» **Short problem**
Indicate only the number of lines in the listing below in which the word "Stirrups" appears.

## BEGIN

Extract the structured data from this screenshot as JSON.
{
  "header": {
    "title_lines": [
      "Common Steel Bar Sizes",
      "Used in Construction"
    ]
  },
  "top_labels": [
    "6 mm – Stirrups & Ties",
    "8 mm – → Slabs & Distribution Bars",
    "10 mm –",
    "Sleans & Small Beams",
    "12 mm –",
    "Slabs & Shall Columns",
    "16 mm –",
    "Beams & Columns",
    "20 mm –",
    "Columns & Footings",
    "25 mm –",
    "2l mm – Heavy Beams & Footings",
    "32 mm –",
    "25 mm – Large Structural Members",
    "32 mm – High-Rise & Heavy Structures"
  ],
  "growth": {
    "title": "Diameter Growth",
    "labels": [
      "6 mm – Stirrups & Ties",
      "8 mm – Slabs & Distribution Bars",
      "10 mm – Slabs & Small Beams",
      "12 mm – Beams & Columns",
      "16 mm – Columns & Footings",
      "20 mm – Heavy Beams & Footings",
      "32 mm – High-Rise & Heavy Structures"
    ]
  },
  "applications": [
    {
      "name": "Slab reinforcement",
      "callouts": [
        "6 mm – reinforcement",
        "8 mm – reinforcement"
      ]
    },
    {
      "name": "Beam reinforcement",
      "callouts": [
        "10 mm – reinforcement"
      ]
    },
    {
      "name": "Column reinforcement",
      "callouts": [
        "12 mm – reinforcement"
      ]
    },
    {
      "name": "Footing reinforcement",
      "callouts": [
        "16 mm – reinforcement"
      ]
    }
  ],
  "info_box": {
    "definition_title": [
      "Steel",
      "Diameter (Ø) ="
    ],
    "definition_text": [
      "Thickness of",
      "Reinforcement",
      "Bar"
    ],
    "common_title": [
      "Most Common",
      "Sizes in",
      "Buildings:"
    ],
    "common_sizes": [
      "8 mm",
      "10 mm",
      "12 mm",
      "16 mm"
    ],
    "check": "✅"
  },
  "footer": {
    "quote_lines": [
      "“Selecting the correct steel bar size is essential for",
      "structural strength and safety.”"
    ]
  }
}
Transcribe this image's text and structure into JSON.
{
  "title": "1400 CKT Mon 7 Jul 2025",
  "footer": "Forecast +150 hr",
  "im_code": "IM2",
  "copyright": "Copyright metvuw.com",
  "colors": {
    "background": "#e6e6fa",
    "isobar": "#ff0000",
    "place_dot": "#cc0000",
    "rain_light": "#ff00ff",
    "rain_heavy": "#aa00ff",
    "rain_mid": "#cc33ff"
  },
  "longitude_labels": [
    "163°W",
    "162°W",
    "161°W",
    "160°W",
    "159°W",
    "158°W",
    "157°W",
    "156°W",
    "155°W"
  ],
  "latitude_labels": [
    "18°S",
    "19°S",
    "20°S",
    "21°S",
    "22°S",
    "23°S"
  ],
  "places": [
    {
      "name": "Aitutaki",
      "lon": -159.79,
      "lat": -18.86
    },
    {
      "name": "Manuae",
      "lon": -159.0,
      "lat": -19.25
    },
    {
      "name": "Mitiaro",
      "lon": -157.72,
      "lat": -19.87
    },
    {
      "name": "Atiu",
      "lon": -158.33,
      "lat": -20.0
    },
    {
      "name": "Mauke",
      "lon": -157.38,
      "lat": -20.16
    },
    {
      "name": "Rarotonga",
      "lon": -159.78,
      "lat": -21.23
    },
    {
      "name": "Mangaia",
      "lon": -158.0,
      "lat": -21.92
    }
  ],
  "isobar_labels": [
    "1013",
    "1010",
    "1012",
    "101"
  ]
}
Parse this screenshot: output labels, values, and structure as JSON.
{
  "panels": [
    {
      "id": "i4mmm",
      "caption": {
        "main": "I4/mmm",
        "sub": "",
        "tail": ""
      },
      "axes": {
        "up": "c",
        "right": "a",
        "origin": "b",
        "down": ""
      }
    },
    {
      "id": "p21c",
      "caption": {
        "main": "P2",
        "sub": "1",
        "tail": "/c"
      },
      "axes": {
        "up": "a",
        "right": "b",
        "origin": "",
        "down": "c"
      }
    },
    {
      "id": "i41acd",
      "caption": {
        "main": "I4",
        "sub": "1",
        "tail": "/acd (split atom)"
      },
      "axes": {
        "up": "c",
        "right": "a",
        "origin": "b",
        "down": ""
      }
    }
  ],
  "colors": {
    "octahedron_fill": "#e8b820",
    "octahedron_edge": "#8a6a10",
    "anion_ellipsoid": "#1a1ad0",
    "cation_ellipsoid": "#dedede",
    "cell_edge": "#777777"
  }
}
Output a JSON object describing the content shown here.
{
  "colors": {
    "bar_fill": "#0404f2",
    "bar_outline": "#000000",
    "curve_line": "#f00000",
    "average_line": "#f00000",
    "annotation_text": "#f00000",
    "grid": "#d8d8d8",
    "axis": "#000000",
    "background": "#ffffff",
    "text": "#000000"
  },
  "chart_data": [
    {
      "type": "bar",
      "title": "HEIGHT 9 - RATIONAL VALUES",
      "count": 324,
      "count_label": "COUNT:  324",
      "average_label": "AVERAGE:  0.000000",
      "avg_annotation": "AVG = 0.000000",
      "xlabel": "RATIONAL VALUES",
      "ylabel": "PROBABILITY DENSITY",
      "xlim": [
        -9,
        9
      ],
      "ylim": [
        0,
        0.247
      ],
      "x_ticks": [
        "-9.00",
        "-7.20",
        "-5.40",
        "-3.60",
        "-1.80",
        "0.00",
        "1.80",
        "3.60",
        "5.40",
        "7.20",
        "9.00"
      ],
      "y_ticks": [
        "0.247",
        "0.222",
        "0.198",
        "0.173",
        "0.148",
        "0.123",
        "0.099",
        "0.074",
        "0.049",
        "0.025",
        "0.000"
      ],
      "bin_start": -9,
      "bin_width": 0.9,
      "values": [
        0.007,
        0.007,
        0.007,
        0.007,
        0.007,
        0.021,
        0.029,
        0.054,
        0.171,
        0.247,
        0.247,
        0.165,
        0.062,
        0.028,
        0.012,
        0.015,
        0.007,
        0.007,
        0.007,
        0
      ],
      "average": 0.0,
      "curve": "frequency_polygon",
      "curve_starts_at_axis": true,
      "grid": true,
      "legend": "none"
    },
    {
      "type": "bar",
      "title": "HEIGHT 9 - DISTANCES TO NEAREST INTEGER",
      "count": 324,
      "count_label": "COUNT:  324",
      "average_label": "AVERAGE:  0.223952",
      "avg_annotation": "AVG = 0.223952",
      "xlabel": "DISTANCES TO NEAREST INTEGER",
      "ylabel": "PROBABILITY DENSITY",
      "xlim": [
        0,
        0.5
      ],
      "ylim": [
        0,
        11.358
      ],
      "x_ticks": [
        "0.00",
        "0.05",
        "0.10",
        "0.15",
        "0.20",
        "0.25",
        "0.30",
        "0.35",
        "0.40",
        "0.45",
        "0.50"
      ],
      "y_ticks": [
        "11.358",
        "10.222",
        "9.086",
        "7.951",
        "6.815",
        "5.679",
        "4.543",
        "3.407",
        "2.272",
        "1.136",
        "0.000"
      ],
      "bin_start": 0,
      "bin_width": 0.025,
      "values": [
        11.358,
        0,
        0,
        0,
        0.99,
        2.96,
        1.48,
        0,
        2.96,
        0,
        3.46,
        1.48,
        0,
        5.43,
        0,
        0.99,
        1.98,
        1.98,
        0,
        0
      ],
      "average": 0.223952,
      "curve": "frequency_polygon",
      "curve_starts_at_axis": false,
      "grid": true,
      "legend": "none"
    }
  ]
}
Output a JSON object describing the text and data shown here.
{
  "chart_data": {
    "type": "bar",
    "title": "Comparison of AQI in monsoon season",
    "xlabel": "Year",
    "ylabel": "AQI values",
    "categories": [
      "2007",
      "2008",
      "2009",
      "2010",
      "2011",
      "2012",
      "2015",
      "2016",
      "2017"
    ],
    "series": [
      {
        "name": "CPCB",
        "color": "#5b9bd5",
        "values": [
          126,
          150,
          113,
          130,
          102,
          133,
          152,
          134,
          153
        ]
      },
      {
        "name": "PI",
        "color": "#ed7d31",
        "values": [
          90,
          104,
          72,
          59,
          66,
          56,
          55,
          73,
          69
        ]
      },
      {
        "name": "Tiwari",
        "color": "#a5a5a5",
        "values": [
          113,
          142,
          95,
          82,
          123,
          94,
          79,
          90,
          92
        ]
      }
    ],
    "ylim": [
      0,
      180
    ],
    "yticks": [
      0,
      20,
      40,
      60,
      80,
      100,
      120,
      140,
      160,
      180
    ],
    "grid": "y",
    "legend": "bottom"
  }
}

## END

» **Response below**
2